Find how many lines contain the word "Chemical" and state that number alone.

--- Start of EXERCISE INPUTS ---

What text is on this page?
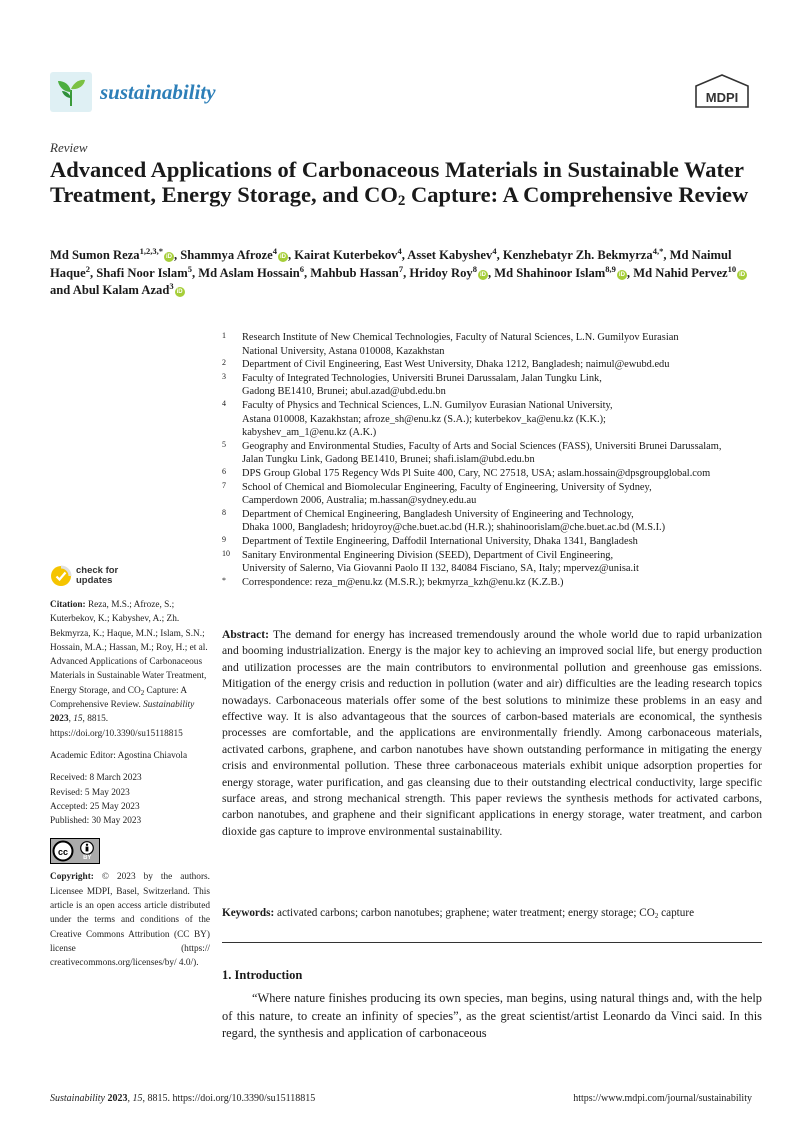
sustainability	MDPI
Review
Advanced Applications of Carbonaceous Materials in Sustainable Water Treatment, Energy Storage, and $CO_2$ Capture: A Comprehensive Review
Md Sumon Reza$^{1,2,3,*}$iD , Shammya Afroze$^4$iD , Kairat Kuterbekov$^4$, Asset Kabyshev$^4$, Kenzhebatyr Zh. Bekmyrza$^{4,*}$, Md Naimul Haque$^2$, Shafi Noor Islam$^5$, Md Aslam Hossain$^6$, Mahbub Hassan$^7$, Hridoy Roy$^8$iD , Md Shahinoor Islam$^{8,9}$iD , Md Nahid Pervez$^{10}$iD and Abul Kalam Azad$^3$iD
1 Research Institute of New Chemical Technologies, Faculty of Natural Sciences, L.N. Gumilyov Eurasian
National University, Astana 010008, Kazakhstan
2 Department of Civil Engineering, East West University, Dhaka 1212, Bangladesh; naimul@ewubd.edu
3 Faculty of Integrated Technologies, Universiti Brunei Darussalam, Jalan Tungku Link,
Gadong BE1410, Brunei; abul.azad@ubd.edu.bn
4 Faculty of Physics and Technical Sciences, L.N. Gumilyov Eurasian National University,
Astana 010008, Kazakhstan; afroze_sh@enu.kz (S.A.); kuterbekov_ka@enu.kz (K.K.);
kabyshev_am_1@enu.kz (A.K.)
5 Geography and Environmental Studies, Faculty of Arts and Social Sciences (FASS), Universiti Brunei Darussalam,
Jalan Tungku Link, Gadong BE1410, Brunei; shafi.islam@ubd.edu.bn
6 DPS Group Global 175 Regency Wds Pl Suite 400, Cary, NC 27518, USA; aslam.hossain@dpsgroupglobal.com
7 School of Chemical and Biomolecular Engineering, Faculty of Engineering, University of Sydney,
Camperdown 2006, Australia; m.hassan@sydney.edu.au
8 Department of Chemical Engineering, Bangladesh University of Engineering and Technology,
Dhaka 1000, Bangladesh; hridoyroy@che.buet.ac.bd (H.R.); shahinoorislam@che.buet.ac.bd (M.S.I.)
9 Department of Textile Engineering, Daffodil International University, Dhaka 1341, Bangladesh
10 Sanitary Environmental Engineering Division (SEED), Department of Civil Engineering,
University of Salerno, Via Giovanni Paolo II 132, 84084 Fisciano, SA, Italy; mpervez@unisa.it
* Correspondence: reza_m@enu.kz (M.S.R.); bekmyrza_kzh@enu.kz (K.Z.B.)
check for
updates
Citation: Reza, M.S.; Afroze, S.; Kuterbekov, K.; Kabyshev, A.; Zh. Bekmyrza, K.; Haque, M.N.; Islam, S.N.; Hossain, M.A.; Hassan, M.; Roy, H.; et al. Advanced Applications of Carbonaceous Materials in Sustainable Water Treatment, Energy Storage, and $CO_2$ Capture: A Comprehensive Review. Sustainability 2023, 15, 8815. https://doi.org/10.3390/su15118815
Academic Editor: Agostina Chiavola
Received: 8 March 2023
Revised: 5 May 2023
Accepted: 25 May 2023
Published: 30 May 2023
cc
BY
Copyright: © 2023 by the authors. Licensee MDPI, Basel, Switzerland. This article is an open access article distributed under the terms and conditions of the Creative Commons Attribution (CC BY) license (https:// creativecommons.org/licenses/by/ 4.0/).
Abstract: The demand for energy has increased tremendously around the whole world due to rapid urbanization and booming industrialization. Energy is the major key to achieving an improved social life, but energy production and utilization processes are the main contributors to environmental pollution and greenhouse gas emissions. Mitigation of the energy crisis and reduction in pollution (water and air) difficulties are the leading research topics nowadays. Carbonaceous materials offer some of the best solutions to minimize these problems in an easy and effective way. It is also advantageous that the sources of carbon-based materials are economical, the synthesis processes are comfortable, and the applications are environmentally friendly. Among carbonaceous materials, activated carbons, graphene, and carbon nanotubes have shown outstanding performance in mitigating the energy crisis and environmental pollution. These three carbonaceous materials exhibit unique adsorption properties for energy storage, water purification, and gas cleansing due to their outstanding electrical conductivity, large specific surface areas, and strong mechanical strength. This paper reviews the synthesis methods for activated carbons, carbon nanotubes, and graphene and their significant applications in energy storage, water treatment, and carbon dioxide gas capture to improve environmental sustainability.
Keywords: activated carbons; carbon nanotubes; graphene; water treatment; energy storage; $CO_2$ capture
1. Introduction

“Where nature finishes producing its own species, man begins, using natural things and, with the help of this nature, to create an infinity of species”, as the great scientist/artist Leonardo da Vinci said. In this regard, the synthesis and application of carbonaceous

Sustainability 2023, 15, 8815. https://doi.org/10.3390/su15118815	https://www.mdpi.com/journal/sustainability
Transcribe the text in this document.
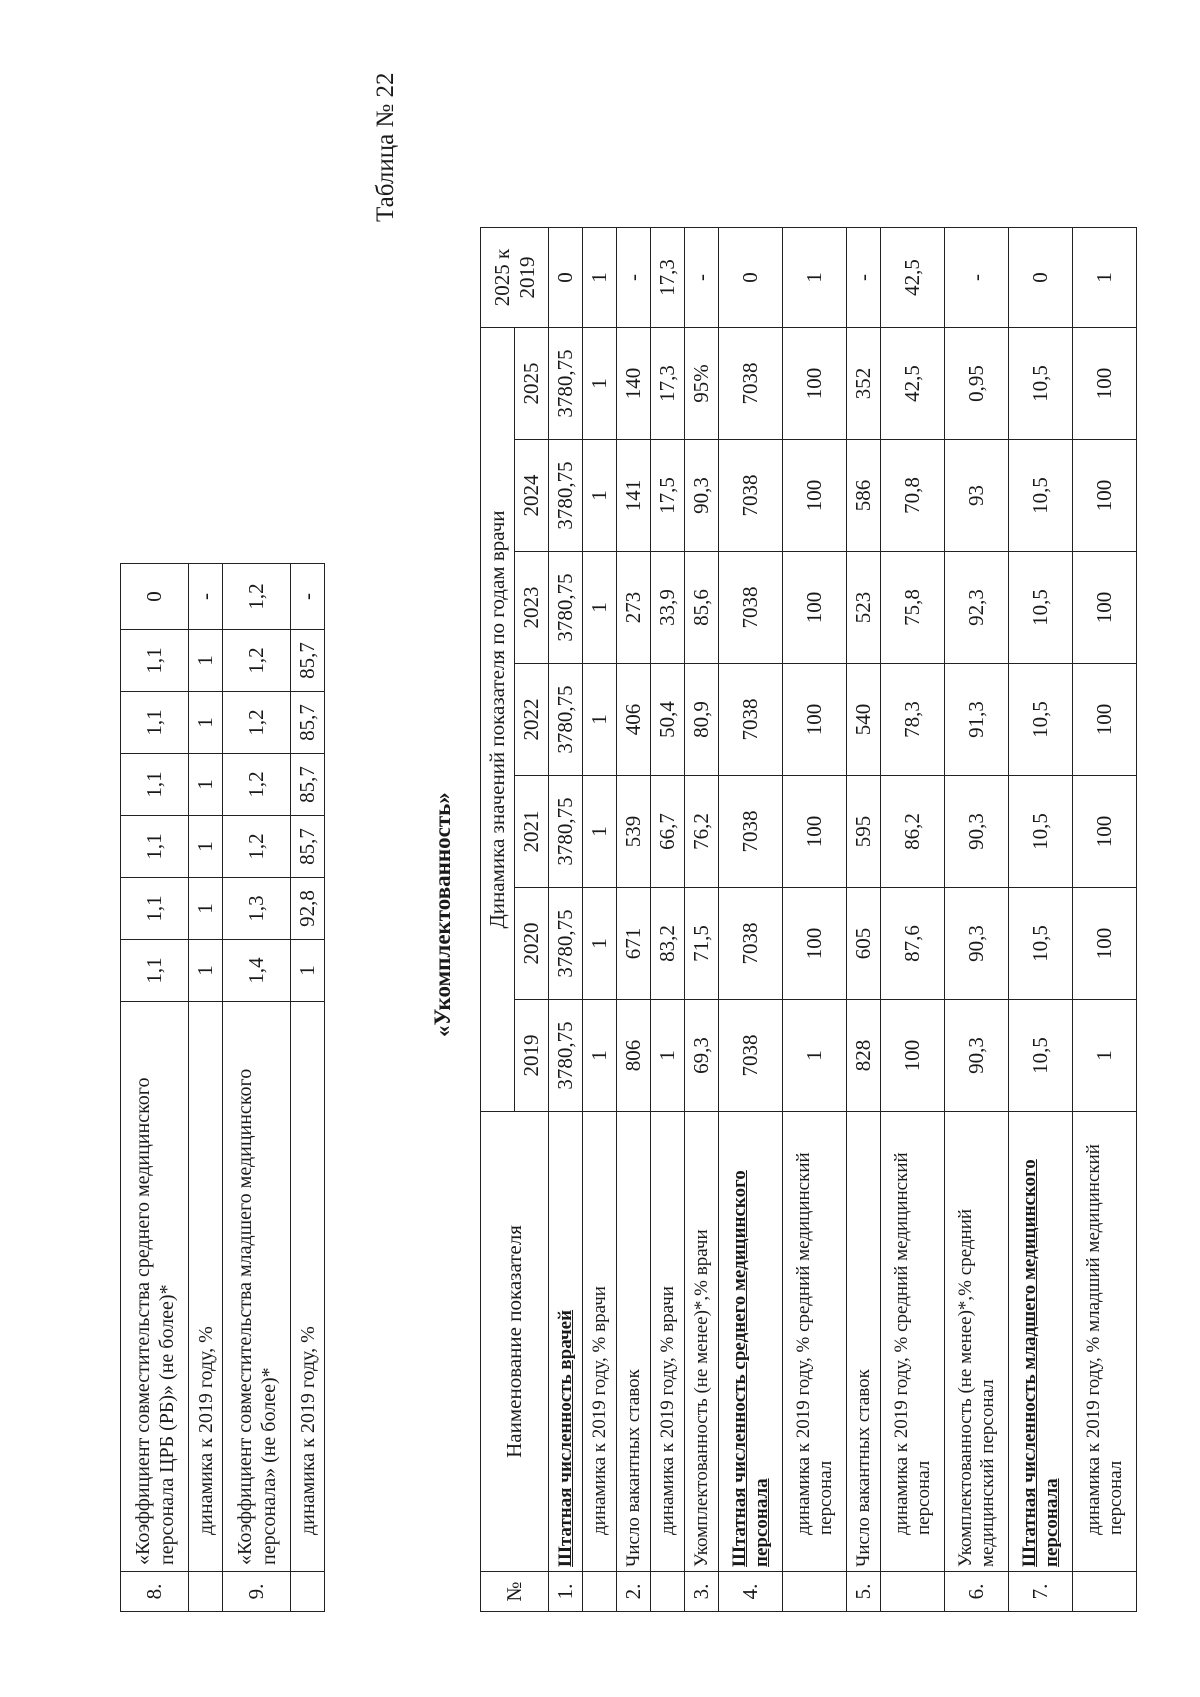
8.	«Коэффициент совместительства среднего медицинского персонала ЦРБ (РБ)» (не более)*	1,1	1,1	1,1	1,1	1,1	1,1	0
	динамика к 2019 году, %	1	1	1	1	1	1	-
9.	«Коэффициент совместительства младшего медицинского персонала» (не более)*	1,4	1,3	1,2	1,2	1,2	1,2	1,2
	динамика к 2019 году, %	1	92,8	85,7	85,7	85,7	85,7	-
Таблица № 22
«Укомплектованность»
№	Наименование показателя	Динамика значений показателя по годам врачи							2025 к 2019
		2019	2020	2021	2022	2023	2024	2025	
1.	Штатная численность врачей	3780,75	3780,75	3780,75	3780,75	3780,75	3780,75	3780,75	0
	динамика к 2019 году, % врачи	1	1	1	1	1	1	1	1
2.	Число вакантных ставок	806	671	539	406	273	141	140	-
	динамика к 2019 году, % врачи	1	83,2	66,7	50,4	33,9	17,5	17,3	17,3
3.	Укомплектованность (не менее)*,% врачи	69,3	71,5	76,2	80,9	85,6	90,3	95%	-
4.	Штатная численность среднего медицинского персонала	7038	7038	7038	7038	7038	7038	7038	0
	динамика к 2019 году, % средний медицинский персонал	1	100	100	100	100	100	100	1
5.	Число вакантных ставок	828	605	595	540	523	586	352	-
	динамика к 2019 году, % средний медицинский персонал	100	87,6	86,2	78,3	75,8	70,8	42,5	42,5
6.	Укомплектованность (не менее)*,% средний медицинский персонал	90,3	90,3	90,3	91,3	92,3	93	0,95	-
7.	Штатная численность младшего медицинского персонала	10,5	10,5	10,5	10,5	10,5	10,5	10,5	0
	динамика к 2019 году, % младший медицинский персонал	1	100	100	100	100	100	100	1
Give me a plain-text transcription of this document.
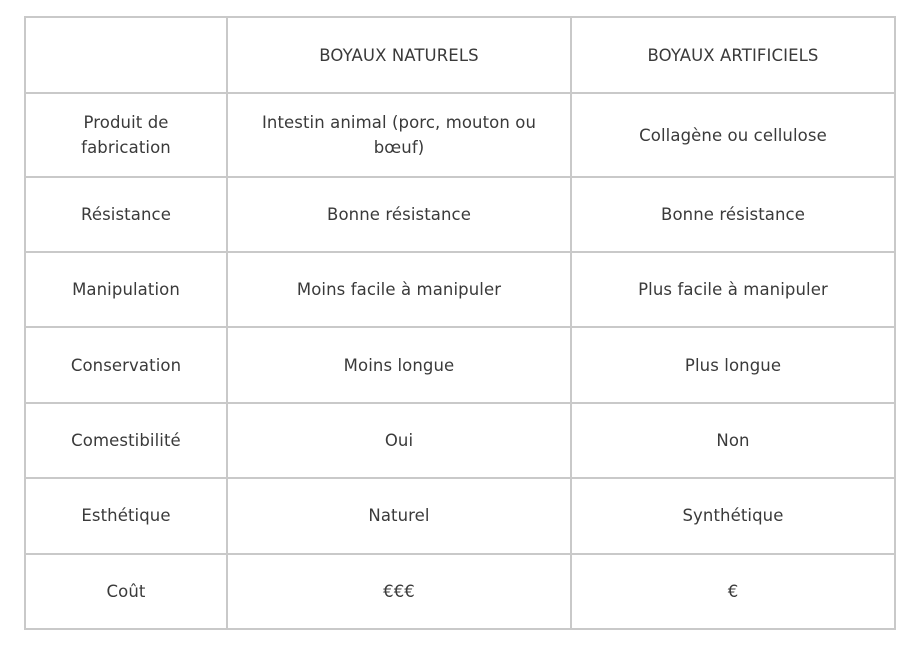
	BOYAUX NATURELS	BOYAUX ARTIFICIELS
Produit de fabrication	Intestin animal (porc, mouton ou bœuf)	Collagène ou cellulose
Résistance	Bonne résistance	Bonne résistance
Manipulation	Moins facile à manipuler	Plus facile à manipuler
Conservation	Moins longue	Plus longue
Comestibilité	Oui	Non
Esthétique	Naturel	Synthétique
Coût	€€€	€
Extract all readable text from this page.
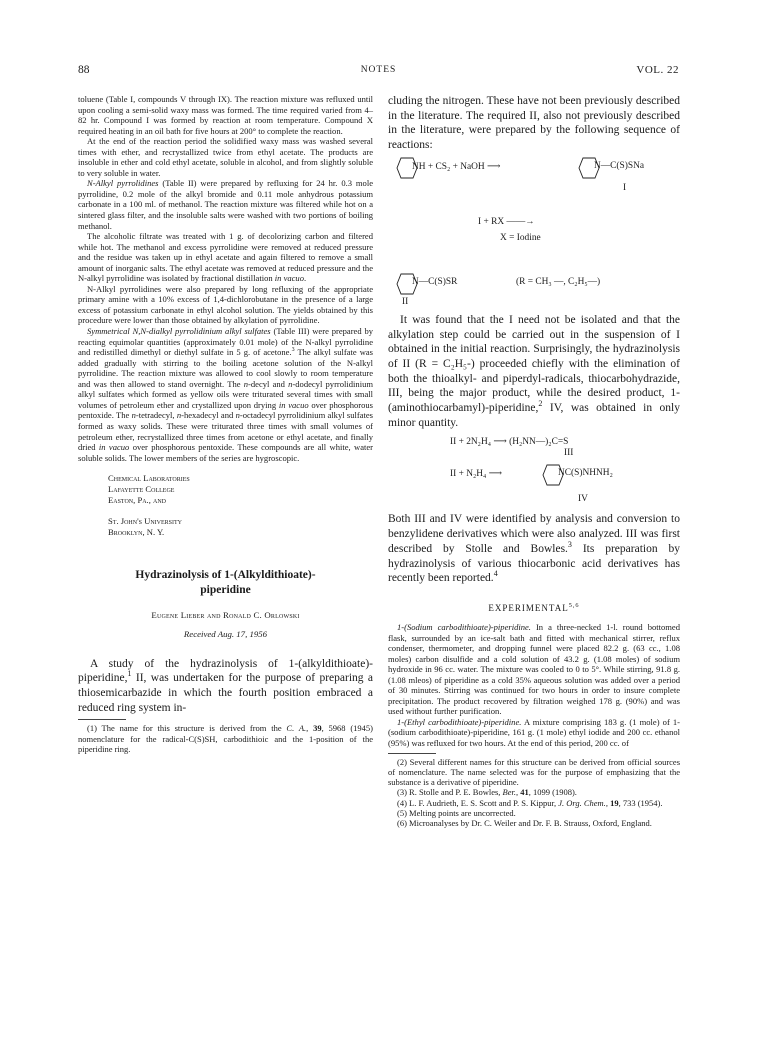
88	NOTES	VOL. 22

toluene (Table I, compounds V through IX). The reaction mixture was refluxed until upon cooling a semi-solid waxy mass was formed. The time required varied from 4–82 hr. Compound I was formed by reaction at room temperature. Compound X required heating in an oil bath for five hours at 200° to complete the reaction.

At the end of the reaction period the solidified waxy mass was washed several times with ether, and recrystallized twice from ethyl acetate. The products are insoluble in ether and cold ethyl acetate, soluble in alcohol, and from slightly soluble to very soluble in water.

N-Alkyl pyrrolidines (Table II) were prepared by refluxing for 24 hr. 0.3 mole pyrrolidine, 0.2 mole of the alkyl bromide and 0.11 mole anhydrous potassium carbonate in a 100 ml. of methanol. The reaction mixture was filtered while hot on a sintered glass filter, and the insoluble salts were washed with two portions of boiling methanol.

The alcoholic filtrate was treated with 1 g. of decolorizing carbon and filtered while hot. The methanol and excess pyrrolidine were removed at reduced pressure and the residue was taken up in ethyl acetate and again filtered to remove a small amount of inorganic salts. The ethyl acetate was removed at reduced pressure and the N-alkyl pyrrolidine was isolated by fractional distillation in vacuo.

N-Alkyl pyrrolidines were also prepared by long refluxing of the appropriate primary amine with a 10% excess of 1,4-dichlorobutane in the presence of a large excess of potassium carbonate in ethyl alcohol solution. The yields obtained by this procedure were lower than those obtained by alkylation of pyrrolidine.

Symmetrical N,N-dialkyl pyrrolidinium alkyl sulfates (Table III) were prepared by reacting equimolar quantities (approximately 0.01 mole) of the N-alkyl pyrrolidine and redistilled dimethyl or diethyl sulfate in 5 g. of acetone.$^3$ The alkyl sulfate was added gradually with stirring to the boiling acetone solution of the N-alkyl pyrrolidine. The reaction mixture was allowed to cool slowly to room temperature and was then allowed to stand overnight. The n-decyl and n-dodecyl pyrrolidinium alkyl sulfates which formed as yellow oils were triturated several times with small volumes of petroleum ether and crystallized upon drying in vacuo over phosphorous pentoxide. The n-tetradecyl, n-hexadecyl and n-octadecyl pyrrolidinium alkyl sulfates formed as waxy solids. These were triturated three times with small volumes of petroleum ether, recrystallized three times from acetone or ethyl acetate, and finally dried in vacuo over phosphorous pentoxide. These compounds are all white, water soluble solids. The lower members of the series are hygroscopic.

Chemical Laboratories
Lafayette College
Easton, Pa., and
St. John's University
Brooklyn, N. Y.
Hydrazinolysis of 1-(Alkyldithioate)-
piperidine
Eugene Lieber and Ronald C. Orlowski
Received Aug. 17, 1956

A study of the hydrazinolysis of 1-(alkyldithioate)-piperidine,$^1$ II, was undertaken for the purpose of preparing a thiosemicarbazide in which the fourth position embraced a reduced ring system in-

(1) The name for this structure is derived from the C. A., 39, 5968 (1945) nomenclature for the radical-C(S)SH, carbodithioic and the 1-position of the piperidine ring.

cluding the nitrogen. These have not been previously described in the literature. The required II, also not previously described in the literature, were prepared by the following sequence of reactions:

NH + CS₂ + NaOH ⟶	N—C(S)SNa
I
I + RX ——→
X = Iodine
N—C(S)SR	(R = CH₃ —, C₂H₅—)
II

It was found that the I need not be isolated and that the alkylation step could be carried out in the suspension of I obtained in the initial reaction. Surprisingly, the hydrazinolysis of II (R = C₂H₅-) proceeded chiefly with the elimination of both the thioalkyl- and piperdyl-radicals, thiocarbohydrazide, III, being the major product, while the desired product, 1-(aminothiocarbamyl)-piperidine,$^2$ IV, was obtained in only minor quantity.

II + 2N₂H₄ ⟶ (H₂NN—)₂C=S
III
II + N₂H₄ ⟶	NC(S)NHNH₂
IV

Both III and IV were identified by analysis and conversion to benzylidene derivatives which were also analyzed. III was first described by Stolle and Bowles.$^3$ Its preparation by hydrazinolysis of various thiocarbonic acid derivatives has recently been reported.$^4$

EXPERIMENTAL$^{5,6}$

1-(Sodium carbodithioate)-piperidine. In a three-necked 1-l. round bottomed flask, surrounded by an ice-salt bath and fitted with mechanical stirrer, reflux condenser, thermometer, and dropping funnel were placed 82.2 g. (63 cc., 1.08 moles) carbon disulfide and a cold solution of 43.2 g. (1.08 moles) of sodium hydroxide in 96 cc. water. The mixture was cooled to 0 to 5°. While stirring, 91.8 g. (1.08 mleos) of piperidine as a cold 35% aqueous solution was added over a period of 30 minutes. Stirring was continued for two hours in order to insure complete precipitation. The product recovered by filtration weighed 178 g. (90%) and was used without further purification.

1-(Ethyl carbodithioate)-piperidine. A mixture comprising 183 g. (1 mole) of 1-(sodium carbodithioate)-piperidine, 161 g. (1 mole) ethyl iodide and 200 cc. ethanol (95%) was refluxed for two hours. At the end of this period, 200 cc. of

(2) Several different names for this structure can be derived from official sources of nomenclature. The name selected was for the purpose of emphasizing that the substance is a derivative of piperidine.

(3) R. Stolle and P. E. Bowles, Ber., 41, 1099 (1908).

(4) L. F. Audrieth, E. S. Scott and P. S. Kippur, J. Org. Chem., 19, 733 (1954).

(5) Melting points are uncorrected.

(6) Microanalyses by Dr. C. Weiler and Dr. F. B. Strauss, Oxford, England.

--- End of EXERCISE INPUTS ---

● PROBLEM SOLUTION:
4